[Dataset items]
^^^^

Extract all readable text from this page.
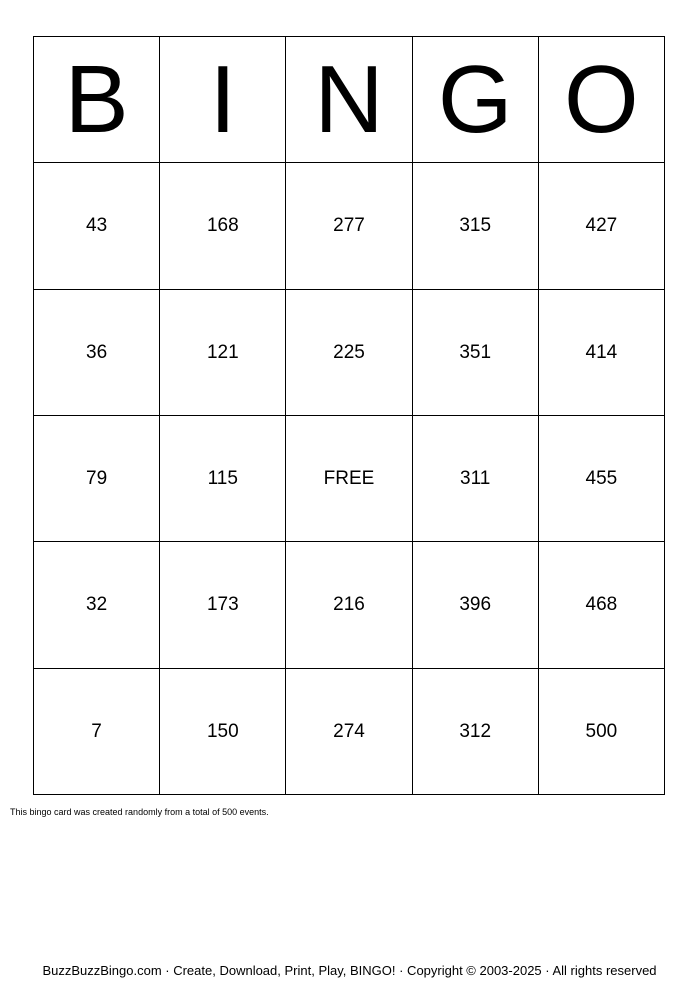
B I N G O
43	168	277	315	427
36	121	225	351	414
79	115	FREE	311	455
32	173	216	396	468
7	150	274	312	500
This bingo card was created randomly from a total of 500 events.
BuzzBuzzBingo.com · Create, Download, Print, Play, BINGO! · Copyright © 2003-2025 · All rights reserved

^^^^

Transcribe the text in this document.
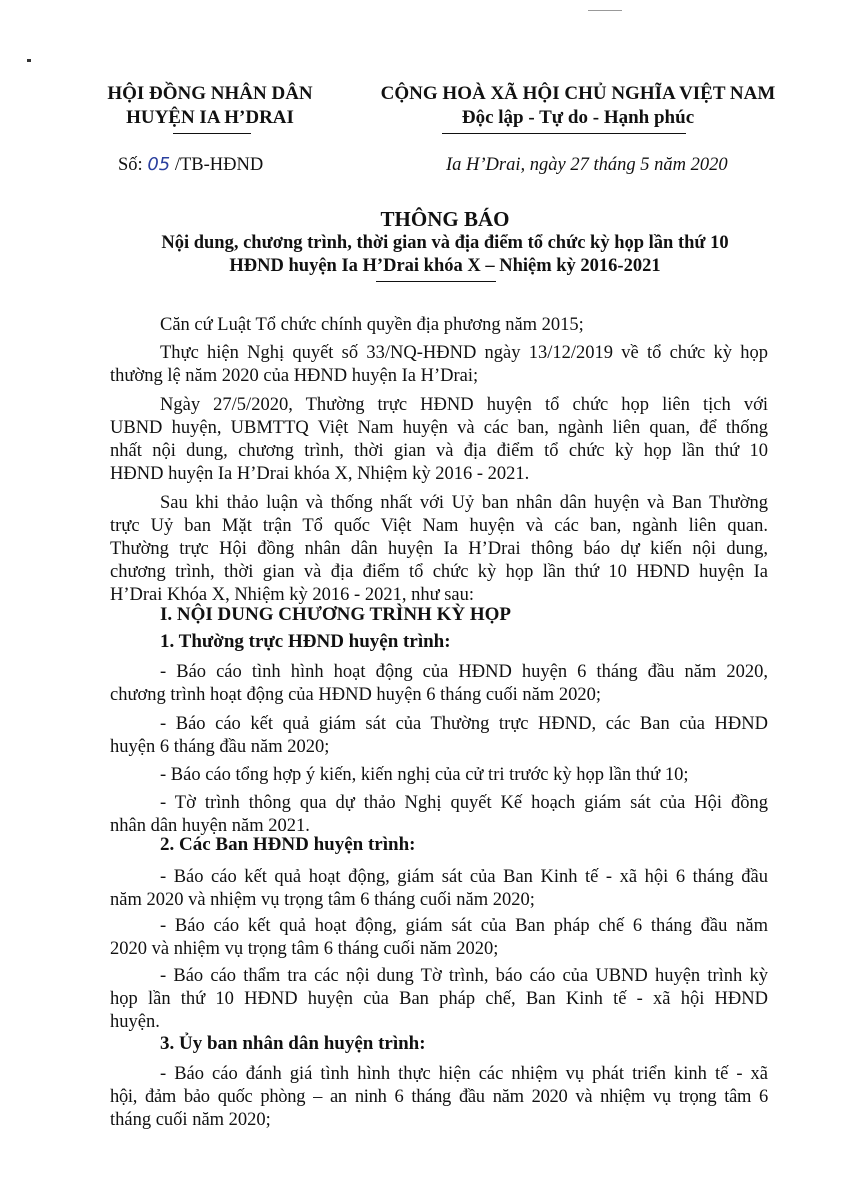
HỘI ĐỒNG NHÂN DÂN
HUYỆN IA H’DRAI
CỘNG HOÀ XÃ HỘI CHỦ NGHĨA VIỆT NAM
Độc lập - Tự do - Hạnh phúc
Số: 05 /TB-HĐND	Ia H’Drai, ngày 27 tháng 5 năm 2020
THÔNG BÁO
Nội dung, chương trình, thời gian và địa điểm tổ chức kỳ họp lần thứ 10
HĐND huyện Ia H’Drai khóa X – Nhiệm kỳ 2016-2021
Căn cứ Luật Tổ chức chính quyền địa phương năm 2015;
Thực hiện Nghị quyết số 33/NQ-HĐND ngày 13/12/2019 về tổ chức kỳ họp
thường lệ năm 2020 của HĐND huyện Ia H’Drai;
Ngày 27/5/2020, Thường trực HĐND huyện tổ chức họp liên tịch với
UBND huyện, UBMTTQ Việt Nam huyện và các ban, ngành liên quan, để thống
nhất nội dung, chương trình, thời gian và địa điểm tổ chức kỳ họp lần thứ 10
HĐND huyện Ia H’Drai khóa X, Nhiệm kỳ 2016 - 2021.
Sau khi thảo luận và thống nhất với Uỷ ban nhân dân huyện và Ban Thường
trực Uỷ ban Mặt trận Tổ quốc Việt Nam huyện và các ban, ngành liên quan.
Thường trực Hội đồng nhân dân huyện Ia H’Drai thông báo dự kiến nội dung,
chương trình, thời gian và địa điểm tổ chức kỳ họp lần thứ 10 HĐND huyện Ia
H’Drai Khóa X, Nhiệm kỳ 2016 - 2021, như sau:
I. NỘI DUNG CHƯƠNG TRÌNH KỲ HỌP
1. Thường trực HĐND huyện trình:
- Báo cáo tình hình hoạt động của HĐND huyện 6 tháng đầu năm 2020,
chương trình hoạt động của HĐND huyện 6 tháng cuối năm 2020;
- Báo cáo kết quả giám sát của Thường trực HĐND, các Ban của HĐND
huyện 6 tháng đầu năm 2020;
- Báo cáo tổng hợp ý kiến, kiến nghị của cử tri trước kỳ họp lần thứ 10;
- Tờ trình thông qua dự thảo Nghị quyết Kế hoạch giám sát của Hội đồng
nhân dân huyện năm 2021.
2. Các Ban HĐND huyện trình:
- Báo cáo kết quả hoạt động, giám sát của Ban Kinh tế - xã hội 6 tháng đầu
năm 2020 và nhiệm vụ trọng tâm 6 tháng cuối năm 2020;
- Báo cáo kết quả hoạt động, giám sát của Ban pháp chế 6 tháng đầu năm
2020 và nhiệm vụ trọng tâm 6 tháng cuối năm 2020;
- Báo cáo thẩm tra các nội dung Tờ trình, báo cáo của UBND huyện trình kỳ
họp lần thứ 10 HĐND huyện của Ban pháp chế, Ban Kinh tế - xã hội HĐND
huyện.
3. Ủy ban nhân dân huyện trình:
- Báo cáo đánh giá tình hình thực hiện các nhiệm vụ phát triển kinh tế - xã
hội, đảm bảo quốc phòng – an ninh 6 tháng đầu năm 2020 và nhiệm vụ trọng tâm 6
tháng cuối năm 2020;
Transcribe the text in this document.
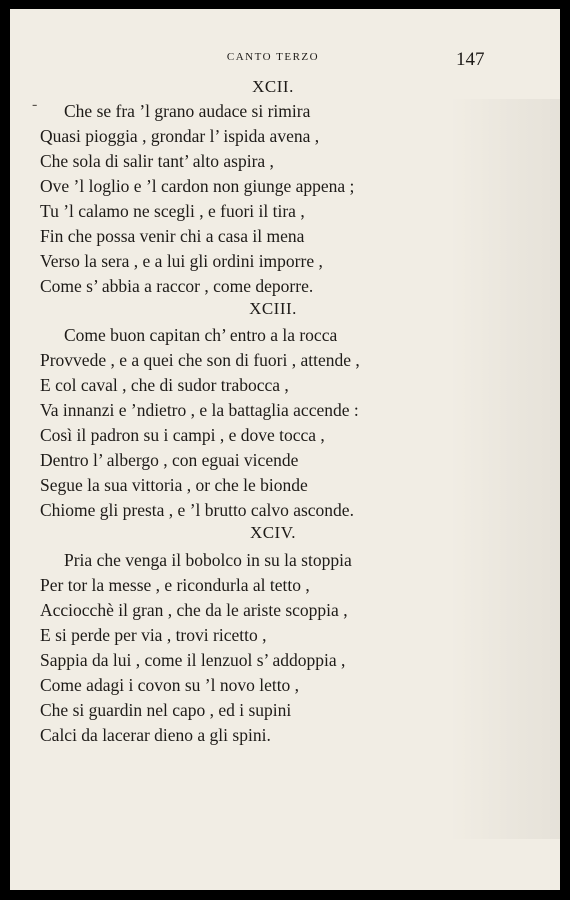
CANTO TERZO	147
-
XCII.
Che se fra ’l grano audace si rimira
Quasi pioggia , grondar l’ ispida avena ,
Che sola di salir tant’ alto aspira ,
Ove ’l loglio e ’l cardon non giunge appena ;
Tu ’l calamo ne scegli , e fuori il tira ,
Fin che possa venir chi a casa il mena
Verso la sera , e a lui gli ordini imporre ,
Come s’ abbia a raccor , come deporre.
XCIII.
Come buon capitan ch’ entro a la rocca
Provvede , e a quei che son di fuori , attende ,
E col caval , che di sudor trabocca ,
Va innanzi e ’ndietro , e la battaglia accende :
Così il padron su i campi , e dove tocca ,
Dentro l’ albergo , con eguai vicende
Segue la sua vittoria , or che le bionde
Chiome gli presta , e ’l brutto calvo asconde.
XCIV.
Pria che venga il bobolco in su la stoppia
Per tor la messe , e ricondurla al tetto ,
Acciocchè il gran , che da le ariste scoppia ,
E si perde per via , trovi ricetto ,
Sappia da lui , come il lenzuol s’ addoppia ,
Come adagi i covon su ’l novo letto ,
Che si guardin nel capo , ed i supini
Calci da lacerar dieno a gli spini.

^^^^

### Objective
Only the number is wanted: how many lines of the data contain the word "tình"?

### The completed task
2